Nel testo sulle trattative dopo le elezioni, riportato più sotto, individua tutti i partiti che chi scrive dichiara di aver votato almeno una volta e scrivili in un elenco.
──────── ESTRATTO DELLA FONTE ────────
Sab. Dic 7th, 2024

Le settimane di “trattative” dopo le elezioni nazionali mi portano alla mente questa splendida canzone di Pierangelo Bertoli. La politica viene spesso descritta come l’arte del compromesso, una definizione che – in tutta sincerità – ho sempre detestato. Non tanto per il concetto, che potrebbe essere anche condivisibile, quanto per le sue applicazioni e soprattutto le molteplici degenerazioni.
In queste settimane in particolare leggo delle critiche, per me incomprensibili, rispetto al NO chiaro e netto sempre affermato dal Movimento 5 Stelle rispetto a ogni possibile accordo con Forza Italia e, nello specifico, con Berlusconi. Leggo critiche al Movimento perché questo NO dimostrerebbe la mancanza di volontà di dialogo.

Lo dico nella più piena libertà di pensiero e senza preconcetti visto che di sicuro non posso essere etichettato (e francamente, oggi, un po’ mi dispiace) come un antiberlusconiano della prima ora. Conosco e stimo tantissimo molti antiberlusconiani della prima ora e li ammiro per aver compreso, prima di me, la necessità di combattere non tanto e solo la persona di Arcore quanto il sistema di pensiero degradato che ne è stato per decenni l’ambiente naturale di proliferazione. Quando ho iniziato a votare, nel 1999, votavo a destra. Una volta (elezioni europee del 2004) ho votato proprio Forza Italia, premiando con la mia preferenza l’allora sindaco di Lucca Pietro Fazzi che, secondo me, aveva ben amministrato la sua città. Dal 1999 ad oggi ho votato veramente di tutto, da Rifondazione (comunali 1999 con voto disgiunto alla candidata sindaco civica) ad Alleanza Nazionale (più volte) fino all’adesione breve ma intensa all’IdV (2009) e, dal 2011 in poi, al Movimento.

Gli unici partiti che non ho mai votato – e me ne vanto – sono PD e Lega, paradossalmente proprio quelli con cui il M5S è costretto dai numeri a dover tentare delle trattative per costituire un governo.

Negli anni, anche facendo attivismo politico a livello locale quotidianamente, ho compreso che le opinioni possono anche cambiare attraverso il confronto costruttivo con gli altri. Non è compromesso, ma dialogo: è tutta un’altra cosa. Esistono però dei principi sui quali non si può transigere, principi sui quali si fonda la propria vita prima ancora che il proprio “credo” politico. Quando tra i propri principi ci sono il rispetto della legge e la lotta ad ogni forma di criminalità dire NO al rapporto con chi è sceso a compromessi con organizzazioni criminali non è criticabile, ma anzi è doveroso.
──────── DATI ────────
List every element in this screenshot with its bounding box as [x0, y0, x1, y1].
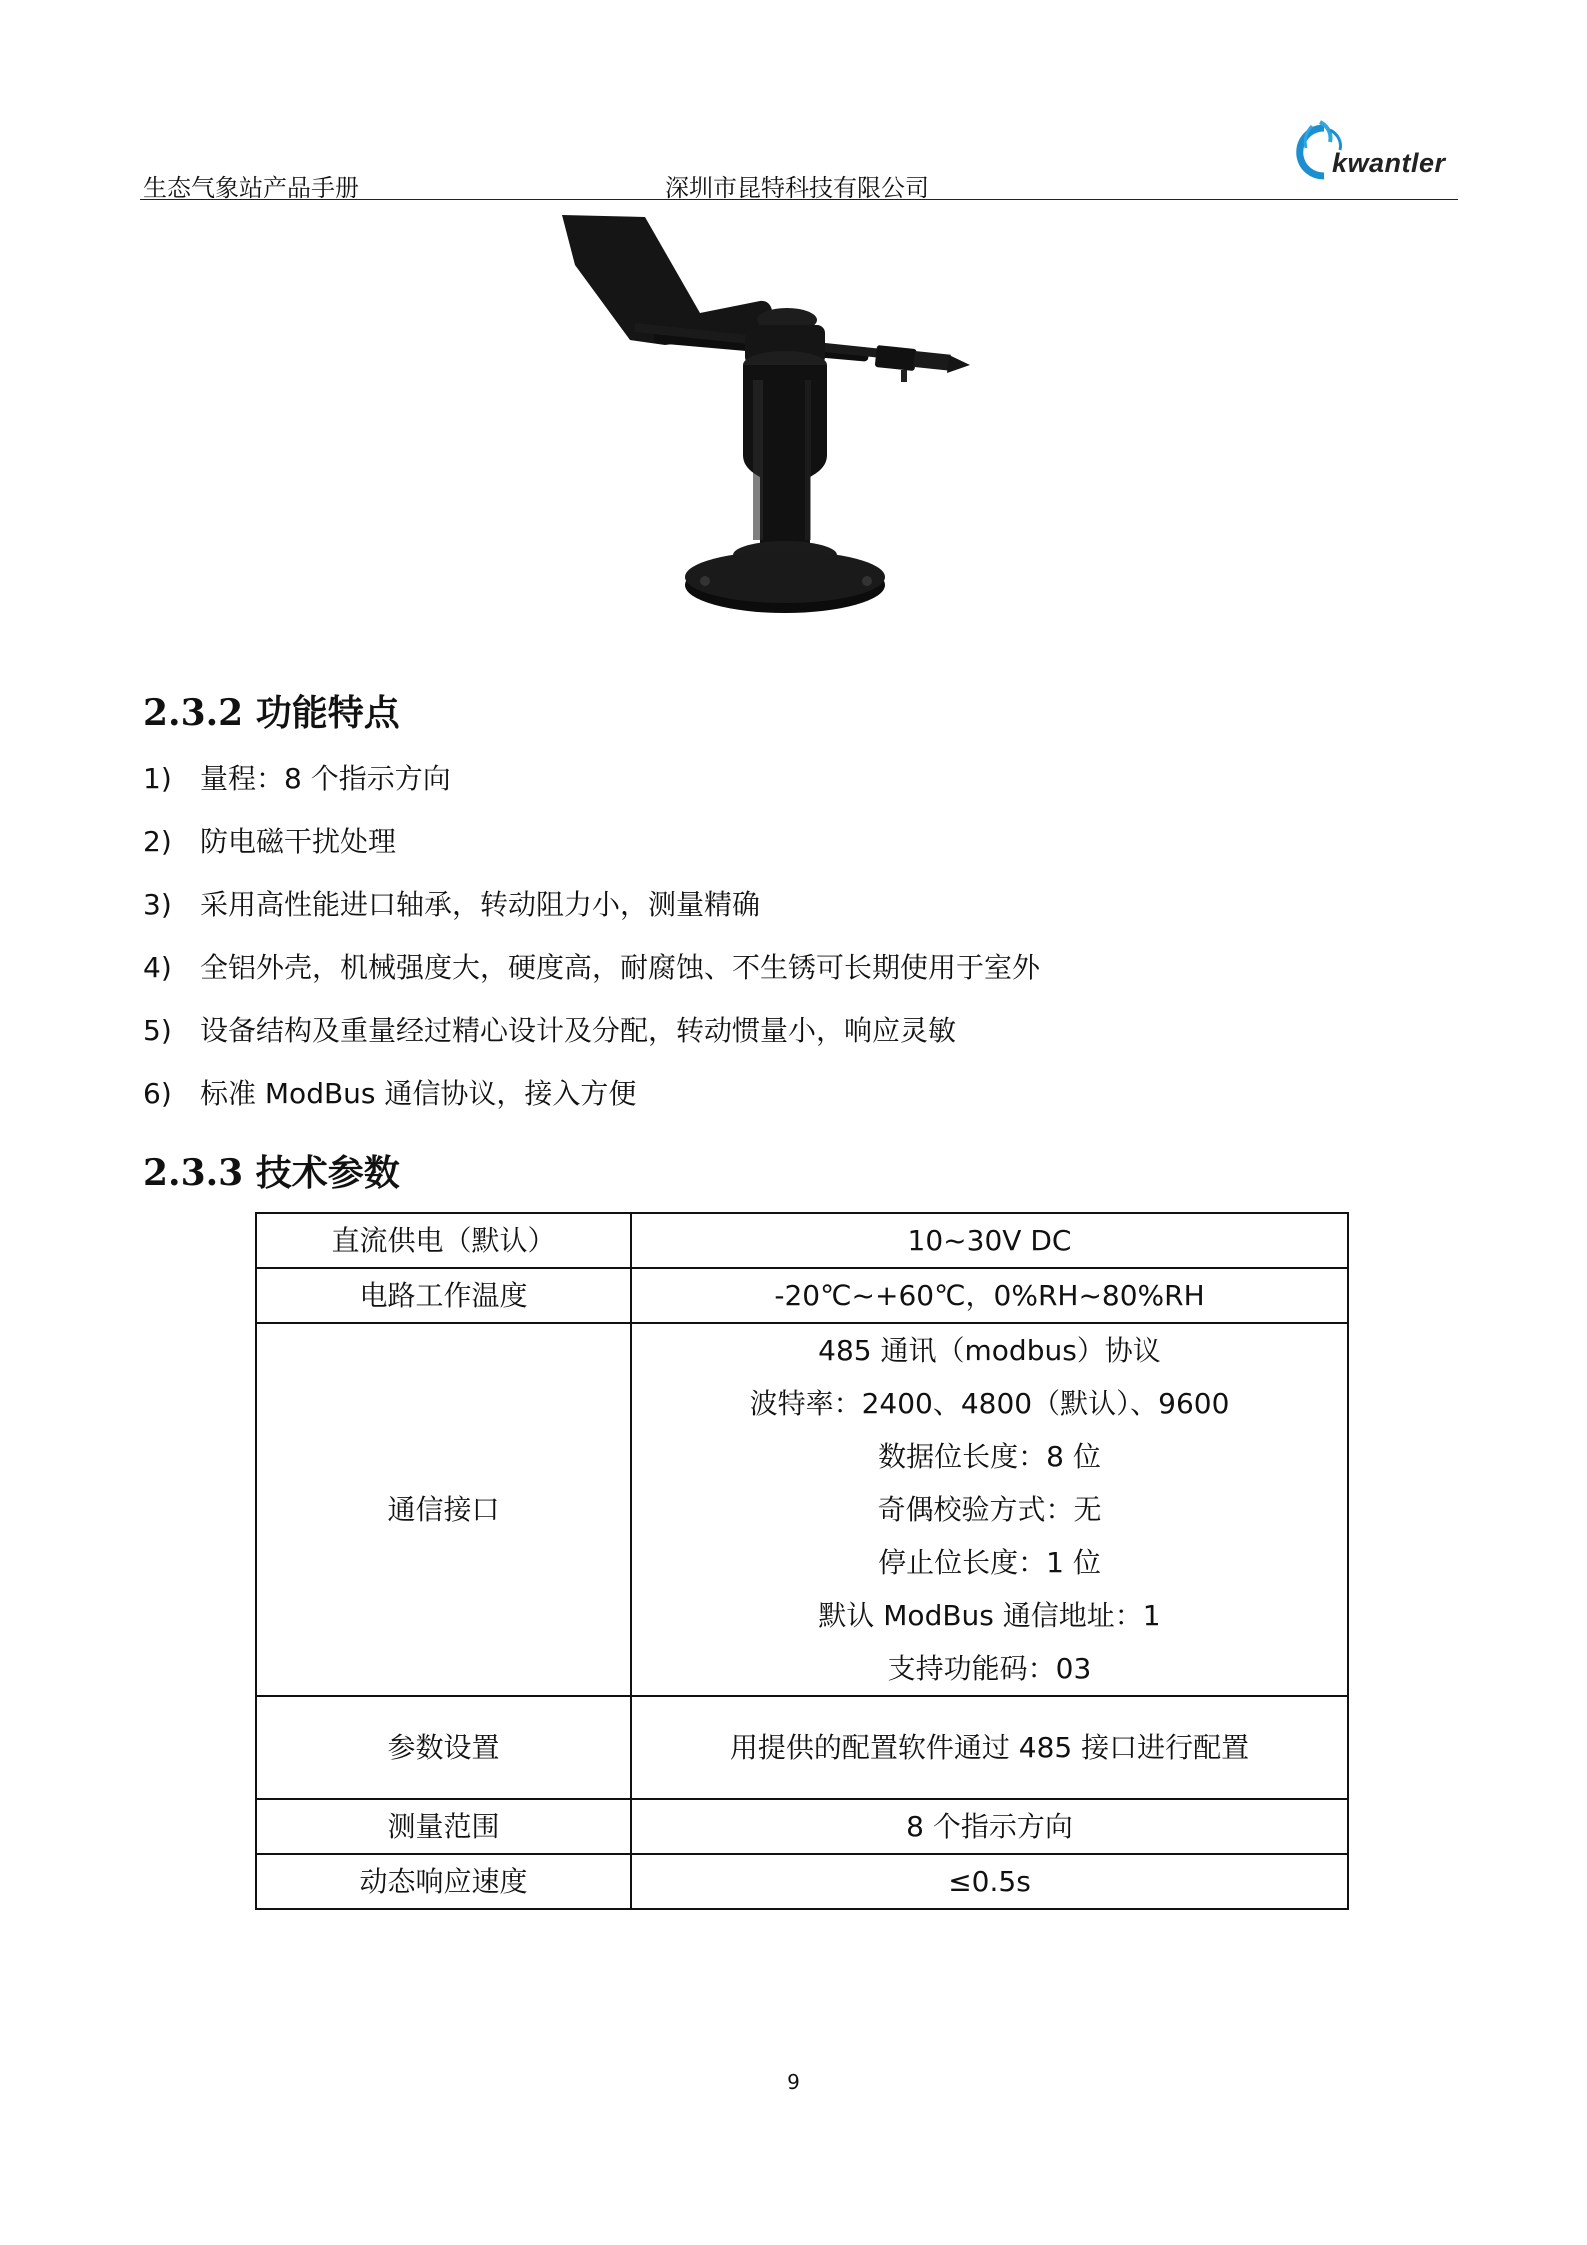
────────
**RISULTATO DELL'ESERCIZIO:**
- Rifondazione
- Alleanza Nazionale
- Forza Italia
- IdV
- Movimento 5 Stelle